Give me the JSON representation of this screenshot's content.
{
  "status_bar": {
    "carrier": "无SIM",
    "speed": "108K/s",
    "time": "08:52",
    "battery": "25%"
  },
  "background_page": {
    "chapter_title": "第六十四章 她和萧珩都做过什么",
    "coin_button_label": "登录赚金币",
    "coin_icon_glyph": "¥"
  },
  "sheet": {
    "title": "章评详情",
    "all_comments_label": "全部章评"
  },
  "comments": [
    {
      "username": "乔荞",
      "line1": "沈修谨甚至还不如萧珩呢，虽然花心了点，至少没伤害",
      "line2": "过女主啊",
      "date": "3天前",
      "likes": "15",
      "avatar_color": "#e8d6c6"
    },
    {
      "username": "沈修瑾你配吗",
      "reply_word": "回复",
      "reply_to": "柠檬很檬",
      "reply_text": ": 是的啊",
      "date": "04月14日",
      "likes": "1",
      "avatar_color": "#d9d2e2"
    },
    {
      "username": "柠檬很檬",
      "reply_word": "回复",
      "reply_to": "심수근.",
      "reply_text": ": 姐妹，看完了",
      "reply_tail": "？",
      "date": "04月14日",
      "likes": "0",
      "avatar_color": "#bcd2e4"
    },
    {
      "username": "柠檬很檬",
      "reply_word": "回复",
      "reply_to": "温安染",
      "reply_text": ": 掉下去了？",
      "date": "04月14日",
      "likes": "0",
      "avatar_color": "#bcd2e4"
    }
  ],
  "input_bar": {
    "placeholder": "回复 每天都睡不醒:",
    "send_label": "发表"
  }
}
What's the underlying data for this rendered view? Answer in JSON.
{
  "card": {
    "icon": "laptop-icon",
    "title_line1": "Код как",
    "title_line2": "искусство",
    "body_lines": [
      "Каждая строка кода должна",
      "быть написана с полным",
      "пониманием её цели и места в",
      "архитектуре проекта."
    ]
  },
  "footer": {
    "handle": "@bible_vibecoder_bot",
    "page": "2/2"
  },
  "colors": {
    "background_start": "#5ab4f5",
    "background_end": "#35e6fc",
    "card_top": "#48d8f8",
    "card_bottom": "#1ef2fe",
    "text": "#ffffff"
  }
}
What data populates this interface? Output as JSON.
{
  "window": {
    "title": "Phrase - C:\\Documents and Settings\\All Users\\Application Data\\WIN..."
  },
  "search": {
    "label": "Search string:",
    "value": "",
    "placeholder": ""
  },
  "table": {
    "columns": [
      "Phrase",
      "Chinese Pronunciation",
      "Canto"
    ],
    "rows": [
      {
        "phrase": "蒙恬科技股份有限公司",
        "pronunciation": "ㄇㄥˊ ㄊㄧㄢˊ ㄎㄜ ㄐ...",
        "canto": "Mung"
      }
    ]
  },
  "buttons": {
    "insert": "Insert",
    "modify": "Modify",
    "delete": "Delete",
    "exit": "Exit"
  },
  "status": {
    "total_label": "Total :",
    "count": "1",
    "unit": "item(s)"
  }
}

### Given exercise
Set down all of the data above, word for word.

### Problem solution
Give me the JSON representation of this screenshot's content.
{
  "status_bar": {
    "carrier": "无SIM",
    "speed": "108K/s",
    "time": "08:52",
    "battery": "25%"
  },
  "background_page": {
    "chapter_title": "第六十四章 她和萧珩都做过什么",
    "coin_button_label": "登录赚金币",
    "coin_icon_glyph": "¥"
  },
  "sheet": {
    "title": "章评详情",
    "all_comments_label": "全部章评"
  },
  "comments": [
    {
      "username": "乔荞",
      "line1": "沈修谨甚至还不如萧珩呢，虽然花心了点，至少没伤害",
      "line2": "过女主啊",
      "date": "3天前",
      "likes": "15",
      "avatar_color": "#e8d6c6"
    },
    {
      "username": "沈修瑾你配吗",
      "reply_word": "回复",
      "reply_to": "柠檬很檬",
      "reply_text": ": 是的啊",
      "date": "04月14日",
      "likes": "1",
      "avatar_color": "#d9d2e2"
    },
    {
      "username": "柠檬很檬",
      "reply_word": "回复",
      "reply_to": "심수근.",
      "reply_text": ": 姐妹，看完了",
      "reply_tail": "？",
      "date": "04月14日",
      "likes": "0",
      "avatar_color": "#bcd2e4"
    },
    {
      "username": "柠檬很檬",
      "reply_word": "回复",
      "reply_to": "温安染",
      "reply_text": ": 掉下去了？",
      "date": "04月14日",
      "likes": "0",
      "avatar_color": "#bcd2e4"
    }
  ],
  "input_bar": {
    "placeholder": "回复 每天都睡不醒:",
    "send_label": "发表"
  }
}
What's the underlying data for this rendered view? Answer in JSON.
{
  "card": {
    "icon": "laptop-icon",
    "title_line1": "Код как",
    "title_line2": "искусство",
    "body_lines": [
      "Каждая строка кода должна",
      "быть написана с полным",
      "пониманием её цели и места в",
      "архитектуре проекта."
    ]
  },
  "footer": {
    "handle": "@bible_vibecoder_bot",
    "page": "2/2"
  },
  "colors": {
    "background_start": "#5ab4f5",
    "background_end": "#35e6fc",
    "card_top": "#48d8f8",
    "card_bottom": "#1ef2fe",
    "text": "#ffffff"
  }
}
What data populates this interface? Output as JSON.
{
  "window": {
    "title": "Phrase - C:\\Documents and Settings\\All Users\\Application Data\\WIN..."
  },
  "search": {
    "label": "Search string:",
    "value": "",
    "placeholder": ""
  },
  "table": {
    "columns": [
      "Phrase",
      "Chinese Pronunciation",
      "Canto"
    ],
    "rows": [
      {
        "phrase": "蒙恬科技股份有限公司",
        "pronunciation": "ㄇㄥˊ ㄊㄧㄢˊ ㄎㄜ ㄐ...",
        "canto": "Mung"
      }
    ]
  },
  "buttons": {
    "insert": "Insert",
    "modify": "Modify",
    "delete": "Delete",
    "exit": "Exit"
  },
  "status": {
    "total_label": "Total :",
    "count": "1",
    "unit": "item(s)"
  }
}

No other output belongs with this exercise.